● JOB
Give back every line exactly as it appears, pictures excluded.
○ ○ ○ ○
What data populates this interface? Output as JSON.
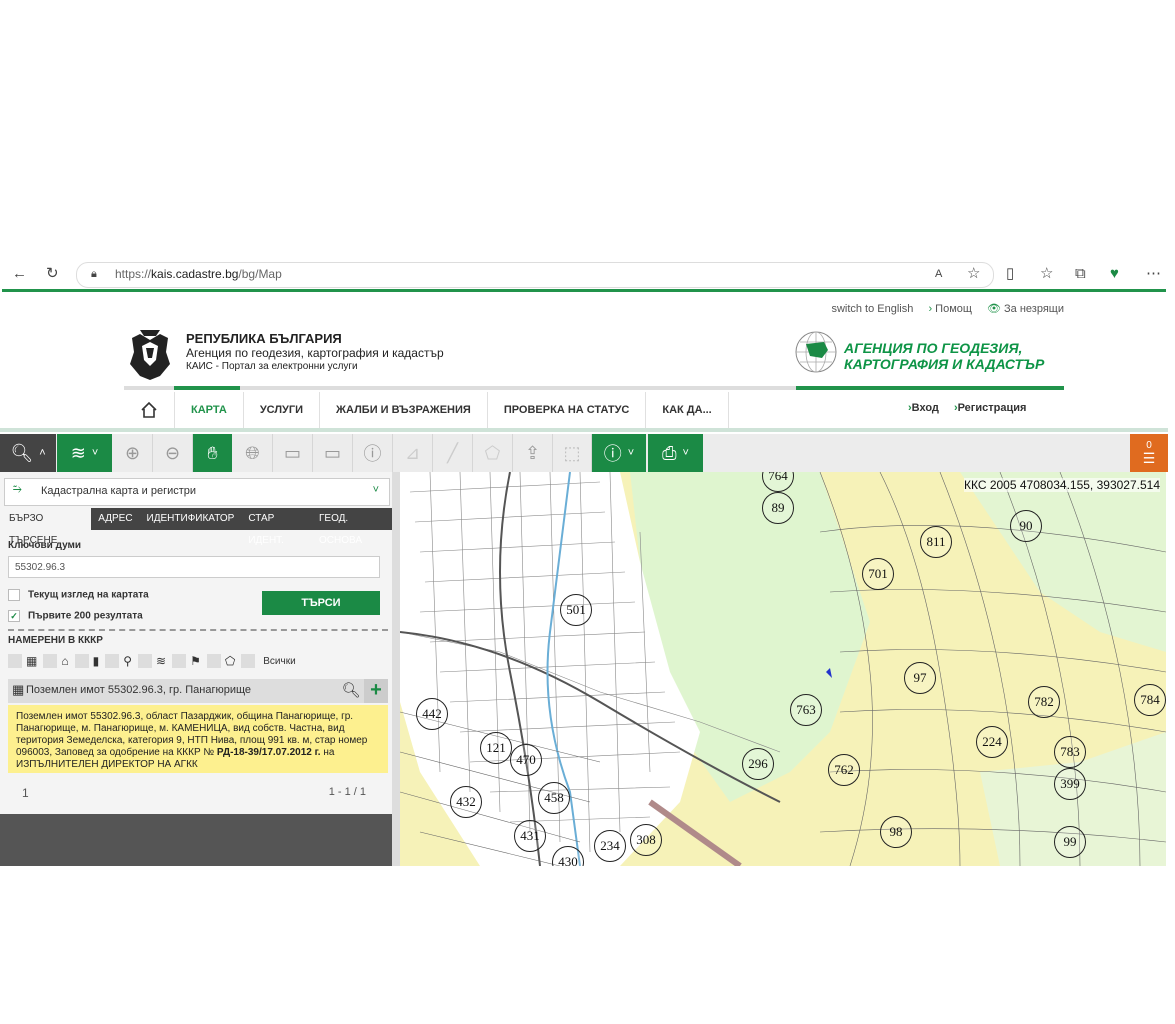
{
  "browser": {
    "url_prefix": "https://",
    "url_domain": "kais.cadastre.bg",
    "url_path": "/bg/Map"
  },
  "header": {
    "links": [
      "switch to English",
      "Помощ",
      "За незрящи"
    ],
    "title_line1": "РЕПУБЛИКА БЪЛГАРИЯ",
    "title_line2": "Агенция по геодезия, картография и кадастър",
    "title_line3": "КАИС - Портал за електронни услуги",
    "logo_line1": "Агенция по геодезия,",
    "logo_line2": "картография и кадастър",
    "nav": [
      "КАРТА",
      "УСЛУГИ",
      "ЖАЛБИ И ВЪЗРАЖЕНИЯ",
      "ПРОВЕРКА НА СТАТУС",
      "КАК ДА..."
    ],
    "login": "Вход",
    "register": "Регистрация",
    "accent": "#21934b"
  },
  "toolbar": {
    "basket_count": "0"
  },
  "panel": {
    "layer": "Кадастрална карта и регистри",
    "tabs": [
      "БЪРЗО ТЪРСЕНЕ",
      "АДРЕС",
      "ИДЕНТИФИКАТОР",
      "СТАР ИДЕНТ.",
      "ГЕОД. ОСНОВА"
    ],
    "keywords_label": "Ключови думи",
    "keywords_value": "55302.96.3",
    "chk_current_view": "Текущ изглед на картата",
    "chk_first200": "Първите 200 резултата",
    "search_button": "ТЪРСИ",
    "found_label": "НАМЕРЕНИ В КККР",
    "all_label": "Всички",
    "result_title": "Поземлен имот 55302.96.3, гр. Панагюрище",
    "result_desc_a": "Поземлен имот 55302.96.3, област Пазарджик, община Панагюрище, гр. Панагюрище, м. Панагюрище, м. КАМЕНИЦА, вид собств. Частна, вид територия Земеделска, категория 9, НТП Нива, площ 991 кв. м, стар номер 096003, Заповед за одобрение на КККР №",
    "result_desc_b": "РД-18-39/17.07.2012 г.",
    "result_desc_c": "на ИЗПЪЛНИТЕЛЕН ДИРЕКТОР НА АГКК",
    "page": "1",
    "count": "1 - 1 / 1"
  },
  "map": {
    "coordinates": "ККС 2005 4708034.155, 393027.514",
    "parcels": [
      "764",
      "89",
      "90",
      "811",
      "701",
      "501",
      "97",
      "784",
      "442",
      "763",
      "782",
      "224",
      "121",
      "470",
      "296",
      "762",
      "783",
      "399",
      "432",
      "458",
      "98",
      "431",
      "308",
      "234",
      "99",
      "430"
    ]
  }
}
○ ○ ○ ○
● PROBLEM SOLUTION
What data populates this interface? Output as JSON.
{
  "browser": {
    "url_prefix": "https://",
    "url_domain": "kais.cadastre.bg",
    "url_path": "/bg/Map"
  },
  "header": {
    "links": [
      "switch to English",
      "Помощ",
      "За незрящи"
    ],
    "title_line1": "РЕПУБЛИКА БЪЛГАРИЯ",
    "title_line2": "Агенция по геодезия, картография и кадастър",
    "title_line3": "КАИС - Портал за електронни услуги",
    "logo_line1": "Агенция по геодезия,",
    "logo_line2": "картография и кадастър",
    "nav": [
      "КАРТА",
      "УСЛУГИ",
      "ЖАЛБИ И ВЪЗРАЖЕНИЯ",
      "ПРОВЕРКА НА СТАТУС",
      "КАК ДА..."
    ],
    "login": "Вход",
    "register": "Регистрация",
    "accent": "#21934b"
  },
  "toolbar": {
    "basket_count": "0"
  },
  "panel": {
    "layer": "Кадастрална карта и регистри",
    "tabs": [
      "БЪРЗО ТЪРСЕНЕ",
      "АДРЕС",
      "ИДЕНТИФИКАТОР",
      "СТАР ИДЕНТ.",
      "ГЕОД. ОСНОВА"
    ],
    "keywords_label": "Ключови думи",
    "keywords_value": "55302.96.3",
    "chk_current_view": "Текущ изглед на картата",
    "chk_first200": "Първите 200 резултата",
    "search_button": "ТЪРСИ",
    "found_label": "НАМЕРЕНИ В КККР",
    "all_label": "Всички",
    "result_title": "Поземлен имот 55302.96.3, гр. Панагюрище",
    "result_desc_a": "Поземлен имот 55302.96.3, област Пазарджик, община Панагюрище, гр. Панагюрище, м. Панагюрище, м. КАМЕНИЦА, вид собств. Частна, вид територия Земеделска, категория 9, НТП Нива, площ 991 кв. м, стар номер 096003, Заповед за одобрение на КККР №",
    "result_desc_b": "РД-18-39/17.07.2012 г.",
    "result_desc_c": "на ИЗПЪЛНИТЕЛЕН ДИРЕКТОР НА АГКК",
    "page": "1",
    "count": "1 - 1 / 1"
  },
  "map": {
    "coordinates": "ККС 2005 4708034.155, 393027.514",
    "parcels": [
      "764",
      "89",
      "90",
      "811",
      "701",
      "501",
      "97",
      "784",
      "442",
      "763",
      "782",
      "224",
      "121",
      "470",
      "296",
      "762",
      "783",
      "399",
      "432",
      "458",
      "98",
      "431",
      "308",
      "234",
      "99",
      "430"
    ]
  }
}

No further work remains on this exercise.